▸ **AIM OF THE EXERCISE**: Where a line in the listing below contains the word "this", copy that line.

▸ **RECORD LIST**:
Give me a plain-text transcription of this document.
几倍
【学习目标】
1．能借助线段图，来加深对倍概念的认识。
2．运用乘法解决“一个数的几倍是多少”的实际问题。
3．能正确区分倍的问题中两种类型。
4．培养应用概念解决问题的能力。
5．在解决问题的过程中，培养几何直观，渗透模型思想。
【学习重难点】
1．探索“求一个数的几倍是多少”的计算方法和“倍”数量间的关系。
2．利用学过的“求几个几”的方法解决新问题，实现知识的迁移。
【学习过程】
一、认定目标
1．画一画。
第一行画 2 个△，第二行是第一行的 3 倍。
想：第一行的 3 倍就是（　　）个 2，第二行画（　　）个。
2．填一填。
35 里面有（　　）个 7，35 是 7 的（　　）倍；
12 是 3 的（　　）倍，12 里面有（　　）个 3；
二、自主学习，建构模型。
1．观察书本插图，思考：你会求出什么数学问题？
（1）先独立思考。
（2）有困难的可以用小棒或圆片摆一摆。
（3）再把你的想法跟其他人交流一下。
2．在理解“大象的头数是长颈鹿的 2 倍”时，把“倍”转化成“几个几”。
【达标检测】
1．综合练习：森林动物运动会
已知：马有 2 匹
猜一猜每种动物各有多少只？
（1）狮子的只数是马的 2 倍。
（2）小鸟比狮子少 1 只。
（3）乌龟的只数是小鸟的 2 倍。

==

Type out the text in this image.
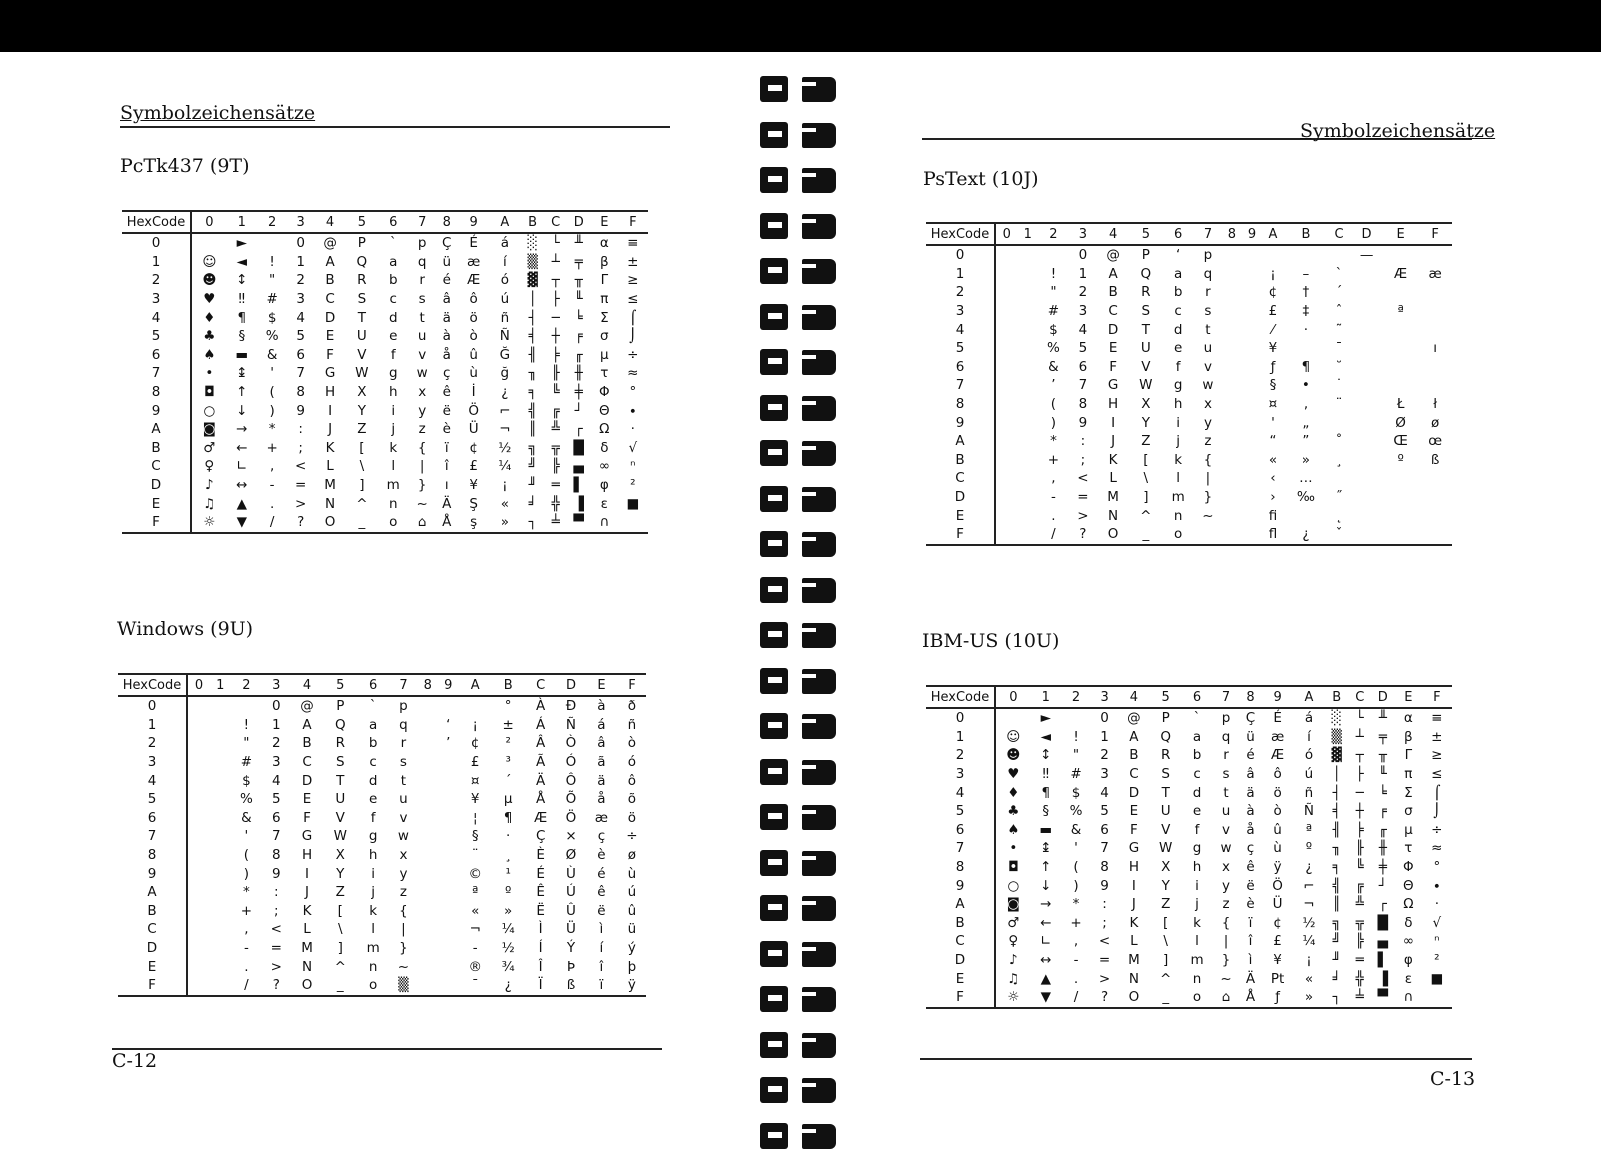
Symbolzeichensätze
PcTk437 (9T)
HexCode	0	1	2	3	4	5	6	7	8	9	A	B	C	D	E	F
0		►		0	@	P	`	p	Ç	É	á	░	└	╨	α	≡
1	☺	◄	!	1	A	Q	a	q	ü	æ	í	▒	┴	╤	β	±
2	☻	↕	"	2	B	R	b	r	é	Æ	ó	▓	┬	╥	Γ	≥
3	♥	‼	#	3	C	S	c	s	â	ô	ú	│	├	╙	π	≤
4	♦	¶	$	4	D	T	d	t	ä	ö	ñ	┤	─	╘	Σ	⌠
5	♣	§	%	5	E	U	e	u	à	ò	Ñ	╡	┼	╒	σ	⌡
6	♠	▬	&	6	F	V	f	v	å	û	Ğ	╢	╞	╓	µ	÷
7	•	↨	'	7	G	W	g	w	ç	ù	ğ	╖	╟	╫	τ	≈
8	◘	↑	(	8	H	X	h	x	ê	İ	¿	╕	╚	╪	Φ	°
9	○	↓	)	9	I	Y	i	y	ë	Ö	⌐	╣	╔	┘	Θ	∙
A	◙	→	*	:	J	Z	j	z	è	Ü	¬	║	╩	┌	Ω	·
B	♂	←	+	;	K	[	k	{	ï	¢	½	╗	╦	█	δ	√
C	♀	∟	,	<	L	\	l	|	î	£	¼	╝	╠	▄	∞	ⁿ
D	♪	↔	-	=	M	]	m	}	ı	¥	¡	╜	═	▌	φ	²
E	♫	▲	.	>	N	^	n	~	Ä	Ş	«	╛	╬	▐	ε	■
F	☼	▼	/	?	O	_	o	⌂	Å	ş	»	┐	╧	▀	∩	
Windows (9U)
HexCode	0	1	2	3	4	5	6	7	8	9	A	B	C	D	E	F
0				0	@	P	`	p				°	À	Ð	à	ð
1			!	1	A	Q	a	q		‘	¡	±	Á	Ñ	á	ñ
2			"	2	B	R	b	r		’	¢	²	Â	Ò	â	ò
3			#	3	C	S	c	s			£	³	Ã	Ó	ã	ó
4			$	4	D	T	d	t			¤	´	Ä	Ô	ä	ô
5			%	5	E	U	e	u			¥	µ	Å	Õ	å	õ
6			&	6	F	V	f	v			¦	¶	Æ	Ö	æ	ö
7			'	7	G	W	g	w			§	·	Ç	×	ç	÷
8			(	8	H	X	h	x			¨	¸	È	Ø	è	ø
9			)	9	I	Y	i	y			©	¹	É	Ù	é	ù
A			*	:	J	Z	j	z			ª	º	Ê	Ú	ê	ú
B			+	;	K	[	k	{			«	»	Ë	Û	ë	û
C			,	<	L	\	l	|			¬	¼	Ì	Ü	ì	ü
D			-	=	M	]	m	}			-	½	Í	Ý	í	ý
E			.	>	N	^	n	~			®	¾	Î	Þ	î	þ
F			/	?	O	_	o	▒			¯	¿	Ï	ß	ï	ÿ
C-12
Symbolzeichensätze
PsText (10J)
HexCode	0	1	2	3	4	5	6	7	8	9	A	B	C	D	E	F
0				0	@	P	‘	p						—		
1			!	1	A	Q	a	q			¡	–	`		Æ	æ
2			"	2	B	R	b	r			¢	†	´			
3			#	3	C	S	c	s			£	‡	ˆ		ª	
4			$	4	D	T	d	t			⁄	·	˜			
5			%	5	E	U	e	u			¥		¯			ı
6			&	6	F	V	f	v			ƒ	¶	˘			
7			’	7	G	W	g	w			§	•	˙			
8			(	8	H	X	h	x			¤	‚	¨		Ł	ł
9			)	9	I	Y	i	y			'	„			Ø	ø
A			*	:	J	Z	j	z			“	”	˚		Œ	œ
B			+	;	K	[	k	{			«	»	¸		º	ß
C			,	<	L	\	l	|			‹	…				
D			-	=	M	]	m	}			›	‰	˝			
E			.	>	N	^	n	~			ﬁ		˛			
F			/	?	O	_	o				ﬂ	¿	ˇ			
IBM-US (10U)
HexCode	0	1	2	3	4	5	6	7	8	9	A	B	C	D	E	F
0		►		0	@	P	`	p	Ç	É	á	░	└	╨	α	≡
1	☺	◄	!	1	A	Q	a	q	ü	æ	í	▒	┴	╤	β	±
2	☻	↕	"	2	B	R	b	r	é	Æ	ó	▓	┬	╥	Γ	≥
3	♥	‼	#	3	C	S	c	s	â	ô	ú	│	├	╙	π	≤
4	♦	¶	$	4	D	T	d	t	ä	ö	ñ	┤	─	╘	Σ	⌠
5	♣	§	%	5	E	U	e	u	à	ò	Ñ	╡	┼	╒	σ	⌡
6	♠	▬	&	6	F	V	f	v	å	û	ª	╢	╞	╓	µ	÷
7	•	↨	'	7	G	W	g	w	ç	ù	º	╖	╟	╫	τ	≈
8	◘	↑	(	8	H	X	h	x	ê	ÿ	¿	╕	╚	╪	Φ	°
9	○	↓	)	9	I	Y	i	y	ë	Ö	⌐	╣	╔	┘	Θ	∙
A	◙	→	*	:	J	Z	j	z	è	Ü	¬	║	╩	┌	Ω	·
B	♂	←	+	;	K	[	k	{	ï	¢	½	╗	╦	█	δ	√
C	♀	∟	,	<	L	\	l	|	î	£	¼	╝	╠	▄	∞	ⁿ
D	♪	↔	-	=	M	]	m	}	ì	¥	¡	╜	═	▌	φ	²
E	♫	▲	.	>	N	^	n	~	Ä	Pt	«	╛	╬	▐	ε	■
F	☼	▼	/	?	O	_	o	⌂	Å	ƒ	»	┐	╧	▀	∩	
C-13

▸ **CORRECT RESPONSE**:
Give me a plain-text transcription of this document.
Type out the text in this image.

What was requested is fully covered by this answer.